WHAT TO DO:
Across the data below, how many lines hold "date"? Answer with that number and nothing else.
****************************************
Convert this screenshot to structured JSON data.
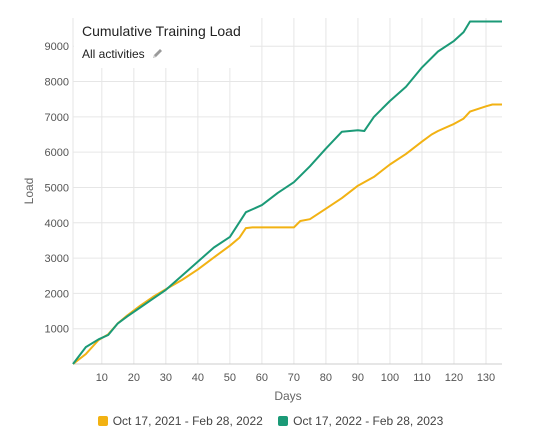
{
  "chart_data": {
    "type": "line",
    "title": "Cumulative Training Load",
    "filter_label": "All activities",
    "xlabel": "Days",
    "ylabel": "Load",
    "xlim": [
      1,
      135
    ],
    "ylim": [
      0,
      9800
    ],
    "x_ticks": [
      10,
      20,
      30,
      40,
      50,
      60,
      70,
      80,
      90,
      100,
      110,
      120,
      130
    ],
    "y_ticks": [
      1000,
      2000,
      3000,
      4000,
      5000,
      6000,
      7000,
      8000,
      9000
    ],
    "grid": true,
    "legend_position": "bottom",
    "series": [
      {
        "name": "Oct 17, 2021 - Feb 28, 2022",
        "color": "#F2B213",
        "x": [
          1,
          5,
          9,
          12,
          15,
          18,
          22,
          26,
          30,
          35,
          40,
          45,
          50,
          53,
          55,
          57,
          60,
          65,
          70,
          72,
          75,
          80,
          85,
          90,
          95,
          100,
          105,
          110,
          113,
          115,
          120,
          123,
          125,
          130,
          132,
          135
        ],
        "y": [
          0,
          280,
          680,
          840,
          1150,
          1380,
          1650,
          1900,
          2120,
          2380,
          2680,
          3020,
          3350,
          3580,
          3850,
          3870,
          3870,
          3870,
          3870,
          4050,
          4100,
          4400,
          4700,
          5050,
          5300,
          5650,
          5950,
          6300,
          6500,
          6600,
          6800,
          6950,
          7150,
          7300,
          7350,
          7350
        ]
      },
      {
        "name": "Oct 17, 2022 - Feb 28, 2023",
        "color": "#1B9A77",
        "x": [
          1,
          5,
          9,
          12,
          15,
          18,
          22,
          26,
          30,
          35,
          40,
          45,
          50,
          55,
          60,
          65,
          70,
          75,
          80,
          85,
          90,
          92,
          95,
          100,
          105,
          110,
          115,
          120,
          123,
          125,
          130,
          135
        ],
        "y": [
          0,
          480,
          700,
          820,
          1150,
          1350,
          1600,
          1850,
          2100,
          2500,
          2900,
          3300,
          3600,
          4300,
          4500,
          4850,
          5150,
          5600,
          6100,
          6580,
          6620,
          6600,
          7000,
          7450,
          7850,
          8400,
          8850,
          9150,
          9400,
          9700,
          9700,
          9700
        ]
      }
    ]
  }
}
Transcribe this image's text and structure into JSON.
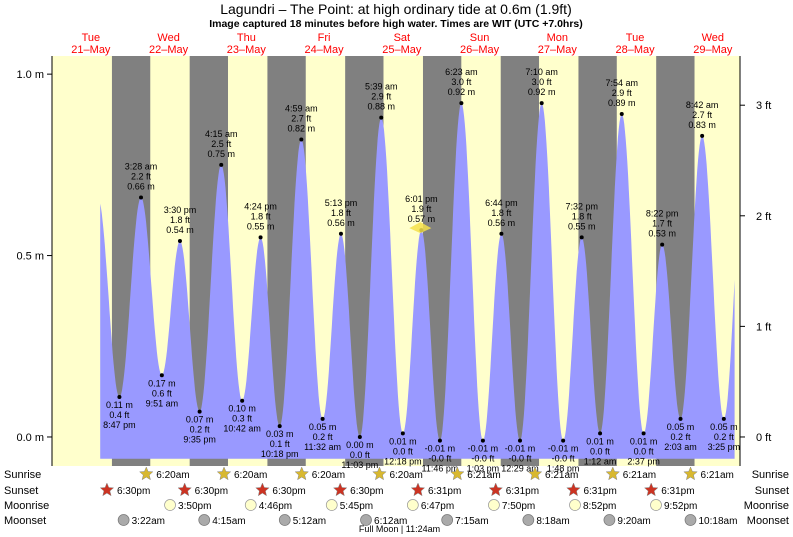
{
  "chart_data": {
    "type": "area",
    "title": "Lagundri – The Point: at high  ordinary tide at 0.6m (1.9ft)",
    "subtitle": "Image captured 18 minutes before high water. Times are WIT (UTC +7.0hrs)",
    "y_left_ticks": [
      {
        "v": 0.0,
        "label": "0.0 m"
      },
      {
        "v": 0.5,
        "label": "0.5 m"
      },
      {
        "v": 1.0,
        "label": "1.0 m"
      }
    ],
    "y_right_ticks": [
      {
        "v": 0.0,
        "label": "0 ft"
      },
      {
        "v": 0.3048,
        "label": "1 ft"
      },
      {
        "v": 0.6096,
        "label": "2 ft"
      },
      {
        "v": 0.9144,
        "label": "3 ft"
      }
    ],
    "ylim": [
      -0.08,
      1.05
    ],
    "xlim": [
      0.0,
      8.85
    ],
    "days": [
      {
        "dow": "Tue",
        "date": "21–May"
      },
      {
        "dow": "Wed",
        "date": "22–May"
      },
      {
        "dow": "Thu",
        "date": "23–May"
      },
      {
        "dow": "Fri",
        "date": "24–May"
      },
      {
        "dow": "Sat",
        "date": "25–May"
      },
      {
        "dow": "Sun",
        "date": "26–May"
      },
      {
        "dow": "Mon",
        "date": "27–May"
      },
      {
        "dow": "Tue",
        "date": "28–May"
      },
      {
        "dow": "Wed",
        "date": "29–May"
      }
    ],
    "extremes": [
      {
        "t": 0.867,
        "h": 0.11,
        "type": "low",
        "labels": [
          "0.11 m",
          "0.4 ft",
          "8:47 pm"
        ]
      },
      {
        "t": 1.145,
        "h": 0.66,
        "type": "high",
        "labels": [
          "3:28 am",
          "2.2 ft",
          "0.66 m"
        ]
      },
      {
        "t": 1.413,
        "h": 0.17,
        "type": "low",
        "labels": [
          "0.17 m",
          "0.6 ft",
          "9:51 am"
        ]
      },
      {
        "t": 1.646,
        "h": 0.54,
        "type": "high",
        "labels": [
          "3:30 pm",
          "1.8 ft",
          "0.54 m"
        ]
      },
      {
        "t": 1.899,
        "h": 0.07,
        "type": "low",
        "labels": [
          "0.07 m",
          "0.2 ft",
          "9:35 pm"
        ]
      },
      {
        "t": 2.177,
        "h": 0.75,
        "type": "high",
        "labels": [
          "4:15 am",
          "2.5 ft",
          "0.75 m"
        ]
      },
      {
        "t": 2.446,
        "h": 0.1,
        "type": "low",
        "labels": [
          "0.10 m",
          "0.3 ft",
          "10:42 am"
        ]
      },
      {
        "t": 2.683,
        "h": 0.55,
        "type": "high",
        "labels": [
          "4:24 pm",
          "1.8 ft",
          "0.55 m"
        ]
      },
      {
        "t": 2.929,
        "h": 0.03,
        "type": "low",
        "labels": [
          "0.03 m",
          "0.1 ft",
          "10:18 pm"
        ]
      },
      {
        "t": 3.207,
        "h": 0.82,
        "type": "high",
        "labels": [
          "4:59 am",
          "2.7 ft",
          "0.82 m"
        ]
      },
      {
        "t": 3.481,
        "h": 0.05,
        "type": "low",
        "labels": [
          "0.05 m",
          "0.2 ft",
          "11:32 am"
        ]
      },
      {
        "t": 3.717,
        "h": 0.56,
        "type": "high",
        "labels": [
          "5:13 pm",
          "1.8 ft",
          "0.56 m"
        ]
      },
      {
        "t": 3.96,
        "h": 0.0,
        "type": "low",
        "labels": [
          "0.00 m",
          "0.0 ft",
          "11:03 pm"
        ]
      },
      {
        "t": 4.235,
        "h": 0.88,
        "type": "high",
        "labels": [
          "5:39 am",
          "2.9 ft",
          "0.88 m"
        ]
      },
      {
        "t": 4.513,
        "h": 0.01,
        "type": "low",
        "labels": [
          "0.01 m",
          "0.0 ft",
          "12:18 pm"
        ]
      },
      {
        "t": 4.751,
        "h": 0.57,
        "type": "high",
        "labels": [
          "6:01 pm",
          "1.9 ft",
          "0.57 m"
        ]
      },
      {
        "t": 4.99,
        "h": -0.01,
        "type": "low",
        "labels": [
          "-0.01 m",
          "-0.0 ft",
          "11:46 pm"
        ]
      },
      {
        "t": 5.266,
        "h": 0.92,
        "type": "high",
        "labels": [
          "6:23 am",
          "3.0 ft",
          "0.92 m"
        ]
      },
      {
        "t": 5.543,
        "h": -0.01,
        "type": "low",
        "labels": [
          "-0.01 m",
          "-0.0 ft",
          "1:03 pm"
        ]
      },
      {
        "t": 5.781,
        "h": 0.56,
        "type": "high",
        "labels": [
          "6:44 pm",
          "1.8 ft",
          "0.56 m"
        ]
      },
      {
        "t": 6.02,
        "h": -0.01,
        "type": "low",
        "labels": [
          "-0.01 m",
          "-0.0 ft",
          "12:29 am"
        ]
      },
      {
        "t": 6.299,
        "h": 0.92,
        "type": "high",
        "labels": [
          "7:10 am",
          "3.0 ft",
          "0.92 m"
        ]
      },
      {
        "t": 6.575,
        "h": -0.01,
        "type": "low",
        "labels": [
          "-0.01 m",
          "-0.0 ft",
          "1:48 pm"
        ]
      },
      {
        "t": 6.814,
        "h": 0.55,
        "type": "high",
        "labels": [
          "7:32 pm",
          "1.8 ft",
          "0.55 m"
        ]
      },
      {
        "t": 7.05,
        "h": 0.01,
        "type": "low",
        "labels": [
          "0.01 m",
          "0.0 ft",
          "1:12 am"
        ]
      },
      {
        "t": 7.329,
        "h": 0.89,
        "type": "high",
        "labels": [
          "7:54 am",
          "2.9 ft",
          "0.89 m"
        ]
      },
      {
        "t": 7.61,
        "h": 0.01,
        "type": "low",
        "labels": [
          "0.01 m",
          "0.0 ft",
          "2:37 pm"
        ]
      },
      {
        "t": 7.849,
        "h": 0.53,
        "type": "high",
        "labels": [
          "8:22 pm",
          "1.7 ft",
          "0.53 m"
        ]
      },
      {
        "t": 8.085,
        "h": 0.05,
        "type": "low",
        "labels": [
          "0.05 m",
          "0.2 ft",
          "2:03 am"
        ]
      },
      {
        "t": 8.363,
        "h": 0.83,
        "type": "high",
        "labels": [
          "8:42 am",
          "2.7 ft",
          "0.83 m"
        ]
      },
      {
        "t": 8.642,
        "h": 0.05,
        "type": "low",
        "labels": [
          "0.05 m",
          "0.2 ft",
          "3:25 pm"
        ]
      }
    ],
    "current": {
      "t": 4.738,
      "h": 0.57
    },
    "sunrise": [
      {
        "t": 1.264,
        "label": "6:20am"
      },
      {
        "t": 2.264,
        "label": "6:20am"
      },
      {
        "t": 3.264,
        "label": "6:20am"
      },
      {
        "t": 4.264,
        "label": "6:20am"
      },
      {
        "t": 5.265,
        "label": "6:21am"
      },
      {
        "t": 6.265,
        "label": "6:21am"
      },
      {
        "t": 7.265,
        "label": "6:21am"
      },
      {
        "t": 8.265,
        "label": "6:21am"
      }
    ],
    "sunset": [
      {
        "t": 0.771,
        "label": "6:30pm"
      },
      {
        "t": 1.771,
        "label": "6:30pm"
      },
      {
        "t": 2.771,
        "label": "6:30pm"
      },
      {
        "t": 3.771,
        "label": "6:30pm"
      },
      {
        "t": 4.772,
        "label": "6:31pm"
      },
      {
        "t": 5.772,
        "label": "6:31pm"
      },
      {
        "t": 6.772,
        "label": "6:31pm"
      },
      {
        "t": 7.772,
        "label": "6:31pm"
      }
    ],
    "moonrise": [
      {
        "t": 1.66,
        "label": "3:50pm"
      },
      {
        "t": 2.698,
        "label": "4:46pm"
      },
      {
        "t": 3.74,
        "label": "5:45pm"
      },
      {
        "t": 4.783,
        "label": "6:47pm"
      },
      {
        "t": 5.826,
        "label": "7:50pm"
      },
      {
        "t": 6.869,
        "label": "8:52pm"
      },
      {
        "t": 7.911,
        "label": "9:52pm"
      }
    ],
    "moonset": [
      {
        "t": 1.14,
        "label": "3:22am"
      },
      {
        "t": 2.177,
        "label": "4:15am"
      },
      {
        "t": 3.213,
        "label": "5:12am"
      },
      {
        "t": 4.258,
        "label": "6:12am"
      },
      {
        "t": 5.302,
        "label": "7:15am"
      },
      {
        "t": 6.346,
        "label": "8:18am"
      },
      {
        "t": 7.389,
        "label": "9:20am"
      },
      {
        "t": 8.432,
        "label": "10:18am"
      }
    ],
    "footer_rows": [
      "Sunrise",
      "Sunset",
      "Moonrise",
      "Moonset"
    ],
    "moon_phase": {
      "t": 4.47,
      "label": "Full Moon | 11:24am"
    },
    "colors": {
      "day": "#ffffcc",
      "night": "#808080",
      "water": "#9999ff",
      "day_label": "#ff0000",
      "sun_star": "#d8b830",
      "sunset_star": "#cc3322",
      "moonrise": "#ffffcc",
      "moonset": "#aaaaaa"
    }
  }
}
****************************************
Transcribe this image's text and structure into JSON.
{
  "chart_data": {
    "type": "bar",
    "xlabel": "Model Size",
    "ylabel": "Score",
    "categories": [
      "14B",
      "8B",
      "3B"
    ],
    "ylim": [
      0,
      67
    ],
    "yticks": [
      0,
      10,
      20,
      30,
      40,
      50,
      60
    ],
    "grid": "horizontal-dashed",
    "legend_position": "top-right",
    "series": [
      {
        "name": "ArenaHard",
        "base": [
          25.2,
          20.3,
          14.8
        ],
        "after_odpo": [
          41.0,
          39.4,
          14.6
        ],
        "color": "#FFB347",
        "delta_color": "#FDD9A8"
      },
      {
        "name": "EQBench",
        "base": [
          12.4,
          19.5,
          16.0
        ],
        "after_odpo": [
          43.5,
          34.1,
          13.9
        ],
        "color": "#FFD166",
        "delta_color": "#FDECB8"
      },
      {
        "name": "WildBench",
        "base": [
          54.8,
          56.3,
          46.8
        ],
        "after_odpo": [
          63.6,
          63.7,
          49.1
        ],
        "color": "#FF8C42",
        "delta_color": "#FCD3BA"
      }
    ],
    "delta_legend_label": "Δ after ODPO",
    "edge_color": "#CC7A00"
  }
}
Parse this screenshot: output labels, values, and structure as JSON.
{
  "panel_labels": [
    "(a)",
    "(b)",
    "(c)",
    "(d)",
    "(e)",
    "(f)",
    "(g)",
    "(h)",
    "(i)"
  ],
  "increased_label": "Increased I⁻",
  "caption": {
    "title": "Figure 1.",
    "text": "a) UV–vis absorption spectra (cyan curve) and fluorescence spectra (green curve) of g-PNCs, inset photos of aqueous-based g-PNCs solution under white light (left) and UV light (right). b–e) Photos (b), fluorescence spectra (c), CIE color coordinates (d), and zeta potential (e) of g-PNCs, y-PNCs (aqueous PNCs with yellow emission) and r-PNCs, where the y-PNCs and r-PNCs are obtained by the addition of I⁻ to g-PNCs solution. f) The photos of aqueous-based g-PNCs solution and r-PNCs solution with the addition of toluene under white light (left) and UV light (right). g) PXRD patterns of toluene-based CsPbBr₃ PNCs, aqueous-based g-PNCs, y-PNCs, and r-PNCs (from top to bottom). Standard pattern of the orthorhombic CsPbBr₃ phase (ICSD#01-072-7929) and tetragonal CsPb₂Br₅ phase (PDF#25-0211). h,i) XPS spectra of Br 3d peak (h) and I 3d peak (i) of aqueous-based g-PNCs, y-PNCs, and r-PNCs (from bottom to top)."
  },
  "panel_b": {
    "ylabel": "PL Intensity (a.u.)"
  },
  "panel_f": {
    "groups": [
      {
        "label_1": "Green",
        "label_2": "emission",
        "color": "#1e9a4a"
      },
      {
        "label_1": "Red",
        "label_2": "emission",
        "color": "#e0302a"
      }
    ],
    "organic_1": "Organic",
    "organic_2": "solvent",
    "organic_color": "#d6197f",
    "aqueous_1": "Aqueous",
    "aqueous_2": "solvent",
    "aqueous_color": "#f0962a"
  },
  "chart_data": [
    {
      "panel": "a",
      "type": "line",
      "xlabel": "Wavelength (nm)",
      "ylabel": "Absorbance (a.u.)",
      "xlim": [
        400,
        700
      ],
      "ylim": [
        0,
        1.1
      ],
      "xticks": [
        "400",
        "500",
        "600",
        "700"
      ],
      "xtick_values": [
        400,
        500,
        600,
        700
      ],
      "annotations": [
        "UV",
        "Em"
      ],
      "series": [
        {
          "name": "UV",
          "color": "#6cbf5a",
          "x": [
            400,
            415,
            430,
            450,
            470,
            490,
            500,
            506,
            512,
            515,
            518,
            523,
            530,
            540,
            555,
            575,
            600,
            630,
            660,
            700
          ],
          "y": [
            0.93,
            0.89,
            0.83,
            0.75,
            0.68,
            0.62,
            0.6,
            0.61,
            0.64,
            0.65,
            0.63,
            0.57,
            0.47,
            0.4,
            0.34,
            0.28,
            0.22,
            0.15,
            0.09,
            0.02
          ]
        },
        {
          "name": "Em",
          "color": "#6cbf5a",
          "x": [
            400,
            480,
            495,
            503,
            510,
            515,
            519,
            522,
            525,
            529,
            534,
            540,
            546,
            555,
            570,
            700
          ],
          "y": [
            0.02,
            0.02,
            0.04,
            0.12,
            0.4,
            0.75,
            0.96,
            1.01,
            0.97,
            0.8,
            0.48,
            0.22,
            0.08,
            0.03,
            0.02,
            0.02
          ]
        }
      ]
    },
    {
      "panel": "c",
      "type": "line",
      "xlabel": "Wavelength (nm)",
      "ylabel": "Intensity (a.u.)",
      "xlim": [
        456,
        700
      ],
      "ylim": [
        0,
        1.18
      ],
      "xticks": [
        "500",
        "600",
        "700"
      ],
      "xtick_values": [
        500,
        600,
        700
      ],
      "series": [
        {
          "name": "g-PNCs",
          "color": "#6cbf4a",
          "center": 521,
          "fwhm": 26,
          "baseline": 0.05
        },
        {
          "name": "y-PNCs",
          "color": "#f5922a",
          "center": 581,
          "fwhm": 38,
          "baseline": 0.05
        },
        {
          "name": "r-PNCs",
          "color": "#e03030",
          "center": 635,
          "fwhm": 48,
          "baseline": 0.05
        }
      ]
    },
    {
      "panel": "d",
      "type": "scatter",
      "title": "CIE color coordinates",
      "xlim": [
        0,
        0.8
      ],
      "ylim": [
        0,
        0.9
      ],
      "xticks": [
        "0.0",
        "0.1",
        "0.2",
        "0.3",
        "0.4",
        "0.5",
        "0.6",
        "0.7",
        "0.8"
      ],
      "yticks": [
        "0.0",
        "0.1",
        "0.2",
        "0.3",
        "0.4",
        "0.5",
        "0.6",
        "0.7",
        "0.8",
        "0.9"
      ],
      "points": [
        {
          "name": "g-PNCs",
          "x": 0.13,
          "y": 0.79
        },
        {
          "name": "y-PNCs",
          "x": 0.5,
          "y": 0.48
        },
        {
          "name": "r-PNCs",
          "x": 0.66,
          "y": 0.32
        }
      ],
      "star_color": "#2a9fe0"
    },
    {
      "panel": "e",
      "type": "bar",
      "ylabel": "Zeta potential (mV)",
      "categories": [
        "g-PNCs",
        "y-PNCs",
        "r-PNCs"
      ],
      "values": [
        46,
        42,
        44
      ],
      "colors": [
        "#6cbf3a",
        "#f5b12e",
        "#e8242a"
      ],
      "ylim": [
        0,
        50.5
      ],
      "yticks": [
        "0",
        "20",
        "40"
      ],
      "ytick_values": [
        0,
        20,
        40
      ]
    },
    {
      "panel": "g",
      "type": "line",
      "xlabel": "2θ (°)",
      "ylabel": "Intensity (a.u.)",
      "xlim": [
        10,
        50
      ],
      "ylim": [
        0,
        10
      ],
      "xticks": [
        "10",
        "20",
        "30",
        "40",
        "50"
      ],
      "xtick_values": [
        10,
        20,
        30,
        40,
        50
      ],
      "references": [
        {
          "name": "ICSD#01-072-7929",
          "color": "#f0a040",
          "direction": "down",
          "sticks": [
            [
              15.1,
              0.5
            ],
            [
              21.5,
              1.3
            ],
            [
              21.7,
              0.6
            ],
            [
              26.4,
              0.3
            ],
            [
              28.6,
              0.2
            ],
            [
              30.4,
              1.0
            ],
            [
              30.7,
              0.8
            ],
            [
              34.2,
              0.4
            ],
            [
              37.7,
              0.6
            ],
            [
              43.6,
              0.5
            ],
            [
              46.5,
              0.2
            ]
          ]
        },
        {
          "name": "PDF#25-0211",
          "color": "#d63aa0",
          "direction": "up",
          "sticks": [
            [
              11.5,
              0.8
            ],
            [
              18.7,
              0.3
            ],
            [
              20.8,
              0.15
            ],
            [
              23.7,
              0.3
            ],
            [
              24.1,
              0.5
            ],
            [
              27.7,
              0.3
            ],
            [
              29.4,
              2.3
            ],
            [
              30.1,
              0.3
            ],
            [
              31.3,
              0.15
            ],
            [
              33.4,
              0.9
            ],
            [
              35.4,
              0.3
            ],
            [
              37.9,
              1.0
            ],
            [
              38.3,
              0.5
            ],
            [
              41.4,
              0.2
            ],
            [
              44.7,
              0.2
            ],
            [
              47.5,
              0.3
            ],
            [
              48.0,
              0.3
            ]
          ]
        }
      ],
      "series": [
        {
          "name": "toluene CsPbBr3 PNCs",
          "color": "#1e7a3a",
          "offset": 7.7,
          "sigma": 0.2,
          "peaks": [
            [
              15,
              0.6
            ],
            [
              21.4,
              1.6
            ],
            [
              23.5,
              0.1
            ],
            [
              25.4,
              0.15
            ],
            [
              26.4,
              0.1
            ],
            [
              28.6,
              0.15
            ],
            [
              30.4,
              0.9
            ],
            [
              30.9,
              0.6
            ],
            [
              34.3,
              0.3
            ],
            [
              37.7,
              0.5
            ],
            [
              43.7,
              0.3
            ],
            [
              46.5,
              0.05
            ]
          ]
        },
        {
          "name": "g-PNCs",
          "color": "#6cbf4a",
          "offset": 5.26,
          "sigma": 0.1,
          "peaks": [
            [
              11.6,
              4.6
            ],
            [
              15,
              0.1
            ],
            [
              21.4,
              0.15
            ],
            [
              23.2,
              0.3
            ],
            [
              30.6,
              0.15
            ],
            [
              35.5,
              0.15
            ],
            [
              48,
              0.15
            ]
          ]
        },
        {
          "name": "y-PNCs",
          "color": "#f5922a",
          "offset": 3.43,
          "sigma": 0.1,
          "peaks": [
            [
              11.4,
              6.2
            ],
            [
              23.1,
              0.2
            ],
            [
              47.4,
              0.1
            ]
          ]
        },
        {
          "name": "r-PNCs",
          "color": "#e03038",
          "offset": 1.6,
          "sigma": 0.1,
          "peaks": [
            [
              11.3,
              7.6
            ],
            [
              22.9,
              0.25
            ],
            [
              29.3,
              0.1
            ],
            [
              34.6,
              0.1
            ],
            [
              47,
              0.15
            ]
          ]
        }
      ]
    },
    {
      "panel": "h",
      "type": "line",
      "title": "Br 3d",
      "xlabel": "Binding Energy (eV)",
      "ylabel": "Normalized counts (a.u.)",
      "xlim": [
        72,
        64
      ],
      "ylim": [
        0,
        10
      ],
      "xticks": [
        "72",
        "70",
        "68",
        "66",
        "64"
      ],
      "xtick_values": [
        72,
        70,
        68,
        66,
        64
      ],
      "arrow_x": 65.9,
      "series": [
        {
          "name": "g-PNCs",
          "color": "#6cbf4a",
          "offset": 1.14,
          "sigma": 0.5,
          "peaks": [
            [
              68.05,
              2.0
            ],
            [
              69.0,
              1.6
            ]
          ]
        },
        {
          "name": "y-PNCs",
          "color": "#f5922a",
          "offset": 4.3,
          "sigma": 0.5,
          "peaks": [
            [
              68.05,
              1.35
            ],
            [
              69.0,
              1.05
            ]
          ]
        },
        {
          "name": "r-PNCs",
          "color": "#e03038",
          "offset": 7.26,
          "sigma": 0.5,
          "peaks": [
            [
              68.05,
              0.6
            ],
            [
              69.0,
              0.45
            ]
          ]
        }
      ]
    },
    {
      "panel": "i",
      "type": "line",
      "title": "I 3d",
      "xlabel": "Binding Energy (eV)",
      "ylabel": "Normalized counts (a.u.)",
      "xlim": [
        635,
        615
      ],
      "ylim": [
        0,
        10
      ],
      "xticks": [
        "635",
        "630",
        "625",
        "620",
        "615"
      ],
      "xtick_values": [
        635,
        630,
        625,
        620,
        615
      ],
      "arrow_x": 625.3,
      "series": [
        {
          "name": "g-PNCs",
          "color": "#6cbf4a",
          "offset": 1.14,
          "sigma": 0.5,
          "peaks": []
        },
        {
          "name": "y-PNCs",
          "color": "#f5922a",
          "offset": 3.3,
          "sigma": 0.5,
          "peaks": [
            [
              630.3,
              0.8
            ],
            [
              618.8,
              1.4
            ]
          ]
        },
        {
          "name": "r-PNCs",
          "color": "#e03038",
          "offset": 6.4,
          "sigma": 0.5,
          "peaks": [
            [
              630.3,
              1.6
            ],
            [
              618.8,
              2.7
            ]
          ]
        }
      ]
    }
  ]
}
****************************************
SOLUTION FOR THIS PROBLEM:
9